■ Exercise prompt ■
Below is a set of records. Repeat all of them exactly.

■ Data lines ■
========

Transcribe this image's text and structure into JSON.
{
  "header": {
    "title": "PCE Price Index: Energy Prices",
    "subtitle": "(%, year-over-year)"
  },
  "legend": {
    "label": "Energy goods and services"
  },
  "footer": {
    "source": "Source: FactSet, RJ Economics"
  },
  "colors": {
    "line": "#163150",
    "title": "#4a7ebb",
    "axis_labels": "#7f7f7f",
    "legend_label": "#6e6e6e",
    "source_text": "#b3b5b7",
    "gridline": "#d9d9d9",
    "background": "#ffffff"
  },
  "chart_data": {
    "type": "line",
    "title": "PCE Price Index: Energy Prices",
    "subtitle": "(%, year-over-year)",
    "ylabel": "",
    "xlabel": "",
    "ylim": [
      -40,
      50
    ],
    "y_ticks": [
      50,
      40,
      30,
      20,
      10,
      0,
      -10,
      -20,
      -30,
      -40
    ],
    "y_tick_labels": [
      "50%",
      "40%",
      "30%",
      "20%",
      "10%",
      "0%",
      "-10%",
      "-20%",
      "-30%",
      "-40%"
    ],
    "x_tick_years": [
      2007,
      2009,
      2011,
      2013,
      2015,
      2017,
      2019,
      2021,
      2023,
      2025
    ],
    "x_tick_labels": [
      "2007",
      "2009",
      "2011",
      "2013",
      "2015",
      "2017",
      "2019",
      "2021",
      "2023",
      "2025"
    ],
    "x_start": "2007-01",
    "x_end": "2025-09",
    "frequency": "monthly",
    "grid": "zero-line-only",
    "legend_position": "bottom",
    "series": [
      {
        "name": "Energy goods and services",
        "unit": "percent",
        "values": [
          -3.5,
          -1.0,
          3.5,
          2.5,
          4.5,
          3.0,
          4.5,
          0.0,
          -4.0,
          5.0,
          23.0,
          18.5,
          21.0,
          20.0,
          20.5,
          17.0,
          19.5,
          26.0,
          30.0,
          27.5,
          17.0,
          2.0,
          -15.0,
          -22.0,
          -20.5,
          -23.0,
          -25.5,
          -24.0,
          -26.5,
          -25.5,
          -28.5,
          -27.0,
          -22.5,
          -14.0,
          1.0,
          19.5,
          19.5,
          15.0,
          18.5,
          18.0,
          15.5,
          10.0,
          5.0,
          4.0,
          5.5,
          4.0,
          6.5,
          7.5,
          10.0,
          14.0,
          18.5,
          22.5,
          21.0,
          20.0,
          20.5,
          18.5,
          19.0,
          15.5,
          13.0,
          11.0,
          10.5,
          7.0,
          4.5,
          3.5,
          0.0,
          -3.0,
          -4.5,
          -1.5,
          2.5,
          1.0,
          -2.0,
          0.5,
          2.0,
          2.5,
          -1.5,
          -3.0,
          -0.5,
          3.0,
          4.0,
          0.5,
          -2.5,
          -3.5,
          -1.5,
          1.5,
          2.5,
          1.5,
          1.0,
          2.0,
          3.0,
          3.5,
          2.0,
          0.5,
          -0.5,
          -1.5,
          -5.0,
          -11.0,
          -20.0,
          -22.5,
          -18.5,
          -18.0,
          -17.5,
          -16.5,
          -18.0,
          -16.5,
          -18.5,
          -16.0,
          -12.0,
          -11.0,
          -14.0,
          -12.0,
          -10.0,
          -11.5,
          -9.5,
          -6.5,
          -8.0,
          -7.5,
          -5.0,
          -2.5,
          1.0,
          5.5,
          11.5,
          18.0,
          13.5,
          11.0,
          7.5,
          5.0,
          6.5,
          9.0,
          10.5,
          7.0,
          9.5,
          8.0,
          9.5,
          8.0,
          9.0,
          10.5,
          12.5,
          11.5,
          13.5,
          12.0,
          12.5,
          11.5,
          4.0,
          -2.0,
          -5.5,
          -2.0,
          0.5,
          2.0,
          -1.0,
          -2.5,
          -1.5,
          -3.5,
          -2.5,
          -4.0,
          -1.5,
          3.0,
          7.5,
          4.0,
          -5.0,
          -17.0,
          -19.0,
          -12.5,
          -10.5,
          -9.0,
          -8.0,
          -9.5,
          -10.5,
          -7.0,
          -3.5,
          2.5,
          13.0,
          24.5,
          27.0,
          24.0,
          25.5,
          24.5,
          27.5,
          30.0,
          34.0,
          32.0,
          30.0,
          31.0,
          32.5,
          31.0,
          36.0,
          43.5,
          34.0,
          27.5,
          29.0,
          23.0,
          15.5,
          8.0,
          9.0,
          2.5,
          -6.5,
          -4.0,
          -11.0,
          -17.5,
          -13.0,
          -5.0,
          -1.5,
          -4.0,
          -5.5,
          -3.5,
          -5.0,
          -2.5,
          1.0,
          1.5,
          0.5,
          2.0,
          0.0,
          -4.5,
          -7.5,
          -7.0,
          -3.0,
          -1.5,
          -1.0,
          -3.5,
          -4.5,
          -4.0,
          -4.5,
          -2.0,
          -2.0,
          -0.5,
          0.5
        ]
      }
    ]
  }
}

========

■ Solution to this problem ■
Transcribe this image's text and structure into JSON.
{
  "header": {
    "title": "PCE Price Index: Energy Prices",
    "subtitle": "(%, year-over-year)"
  },
  "legend": {
    "label": "Energy goods and services"
  },
  "footer": {
    "source": "Source: FactSet, RJ Economics"
  },
  "colors": {
    "line": "#163150",
    "title": "#4a7ebb",
    "axis_labels": "#7f7f7f",
    "legend_label": "#6e6e6e",
    "source_text": "#b3b5b7",
    "gridline": "#d9d9d9",
    "background": "#ffffff"
  },
  "chart_data": {
    "type": "line",
    "title": "PCE Price Index: Energy Prices",
    "subtitle": "(%, year-over-year)",
    "ylabel": "",
    "xlabel": "",
    "ylim": [
      -40,
      50
    ],
    "y_ticks": [
      50,
      40,
      30,
      20,
      10,
      0,
      -10,
      -20,
      -30,
      -40
    ],
    "y_tick_labels": [
      "50%",
      "40%",
      "30%",
      "20%",
      "10%",
      "0%",
      "-10%",
      "-20%",
      "-30%",
      "-40%"
    ],
    "x_tick_years": [
      2007,
      2009,
      2011,
      2013,
      2015,
      2017,
      2019,
      2021,
      2023,
      2025
    ],
    "x_tick_labels": [
      "2007",
      "2009",
      "2011",
      "2013",
      "2015",
      "2017",
      "2019",
      "2021",
      "2023",
      "2025"
    ],
    "x_start": "2007-01",
    "x_end": "2025-09",
    "frequency": "monthly",
    "grid": "zero-line-only",
    "legend_position": "bottom",
    "series": [
      {
        "name": "Energy goods and services",
        "unit": "percent",
        "values": [
          -3.5,
          -1.0,
          3.5,
          2.5,
          4.5,
          3.0,
          4.5,
          0.0,
          -4.0,
          5.0,
          23.0,
          18.5,
          21.0,
          20.0,
          20.5,
          17.0,
          19.5,
          26.0,
          30.0,
          27.5,
          17.0,
          2.0,
          -15.0,
          -22.0,
          -20.5,
          -23.0,
          -25.5,
          -24.0,
          -26.5,
          -25.5,
          -28.5,
          -27.0,
          -22.5,
          -14.0,
          1.0,
          19.5,
          19.5,
          15.0,
          18.5,
          18.0,
          15.5,
          10.0,
          5.0,
          4.0,
          5.5,
          4.0,
          6.5,
          7.5,
          10.0,
          14.0,
          18.5,
          22.5,
          21.0,
          20.0,
          20.5,
          18.5,
          19.0,
          15.5,
          13.0,
          11.0,
          10.5,
          7.0,
          4.5,
          3.5,
          0.0,
          -3.0,
          -4.5,
          -1.5,
          2.5,
          1.0,
          -2.0,
          0.5,
          2.0,
          2.5,
          -1.5,
          -3.0,
          -0.5,
          3.0,
          4.0,
          0.5,
          -2.5,
          -3.5,
          -1.5,
          1.5,
          2.5,
          1.5,
          1.0,
          2.0,
          3.0,
          3.5,
          2.0,
          0.5,
          -0.5,
          -1.5,
          -5.0,
          -11.0,
          -20.0,
          -22.5,
          -18.5,
          -18.0,
          -17.5,
          -16.5,
          -18.0,
          -16.5,
          -18.5,
          -16.0,
          -12.0,
          -11.0,
          -14.0,
          -12.0,
          -10.0,
          -11.5,
          -9.5,
          -6.5,
          -8.0,
          -7.5,
          -5.0,
          -2.5,
          1.0,
          5.5,
          11.5,
          18.0,
          13.5,
          11.0,
          7.5,
          5.0,
          6.5,
          9.0,
          10.5,
          7.0,
          9.5,
          8.0,
          9.5,
          8.0,
          9.0,
          10.5,
          12.5,
          11.5,
          13.5,
          12.0,
          12.5,
          11.5,
          4.0,
          -2.0,
          -5.5,
          -2.0,
          0.5,
          2.0,
          -1.0,
          -2.5,
          -1.5,
          -3.5,
          -2.5,
          -4.0,
          -1.5,
          3.0,
          7.5,
          4.0,
          -5.0,
          -17.0,
          -19.0,
          -12.5,
          -10.5,
          -9.0,
          -8.0,
          -9.5,
          -10.5,
          -7.0,
          -3.5,
          2.5,
          13.0,
          24.5,
          27.0,
          24.0,
          25.5,
          24.5,
          27.5,
          30.0,
          34.0,
          32.0,
          30.0,
          31.0,
          32.5,
          31.0,
          36.0,
          43.5,
          34.0,
          27.5,
          29.0,
          23.0,
          15.5,
          8.0,
          9.0,
          2.5,
          -6.5,
          -4.0,
          -11.0,
          -17.5,
          -13.0,
          -5.0,
          -1.5,
          -4.0,
          -5.5,
          -3.5,
          -5.0,
          -2.5,
          1.0,
          1.5,
          0.5,
          2.0,
          0.0,
          -4.5,
          -7.5,
          -7.0,
          -3.0,
          -1.5,
          -1.0,
          -3.5,
          -4.5,
          -4.0,
          -4.5,
          -2.0,
          -2.0,
          -0.5,
          0.5
        ]
      }
    ]
  }
}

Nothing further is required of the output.